- _YOUR GOAL_: Repeat every line of the data exactly, but not the pictures.

======== PROVIDED RECORDS ========

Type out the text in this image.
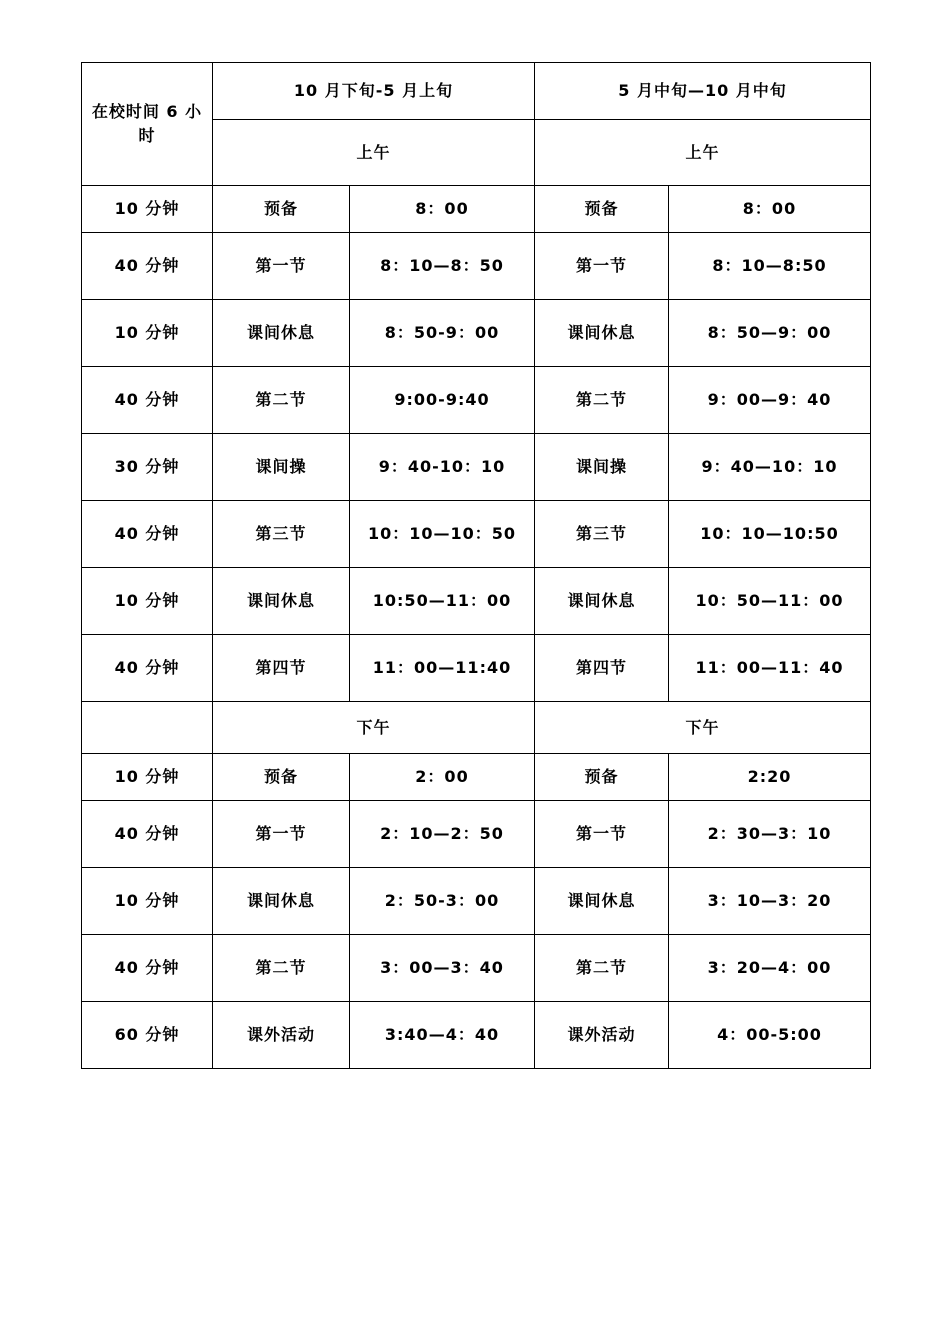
在校时间 6 小时	10 月下旬-5 月上旬		5 月中旬—10 月中旬	
	上午		上午	
10 分钟	预备	8：00	预备	8：00
40 分钟	第一节	8：10—8：50	第一节	8：10—8:50
10 分钟	课间休息	8：50-9：00	课间休息	8：50—9：00
40 分钟	第二节	9:00-9:40	第二节	9：00—9：40
30 分钟	课间操	9：40-10：10	课间操	9：40—10：10
40 分钟	第三节	10：10—10：50	第三节	10：10—10:50
10 分钟	课间休息	10:50—11：00	课间休息	10：50—11：00
40 分钟	第四节	11：00—11:40	第四节	11：00—11：40
	下午		下午	
10 分钟	预备	2：00	预备	2:20
40 分钟	第一节	2：10—2：50	第一节	2：30—3：10
10 分钟	课间休息	2：50-3：00	课间休息	3：10—3：20
40 分钟	第二节	3：00—3：40	第二节	3：20—4：00
60 分钟	课外活动	3:40—4：40	课外活动	4：00-5:00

========

- _WRITTEN SOLUTION_:
Type out the text in this image.
在校时间 6 小时	10 月下旬-5 月上旬		5 月中旬—10 月中旬	
	上午		上午	
10 分钟	预备	8：00	预备	8：00
40 分钟	第一节	8：10—8：50	第一节	8：10—8:50
10 分钟	课间休息	8：50-9：00	课间休息	8：50—9：00
40 分钟	第二节	9:00-9:40	第二节	9：00—9：40
30 分钟	课间操	9：40-10：10	课间操	9：40—10：10
40 分钟	第三节	10：10—10：50	第三节	10：10—10:50
10 分钟	课间休息	10:50—11：00	课间休息	10：50—11：00
40 分钟	第四节	11：00—11:40	第四节	11：00—11：40
	下午		下午	
10 分钟	预备	2：00	预备	2:20
40 分钟	第一节	2：10—2：50	第一节	2：30—3：10
10 分钟	课间休息	2：50-3：00	课间休息	3：10—3：20
40 分钟	第二节	3：00—3：40	第二节	3：20—4：00
60 分钟	课外活动	3:40—4：40	课外活动	4：00-5:00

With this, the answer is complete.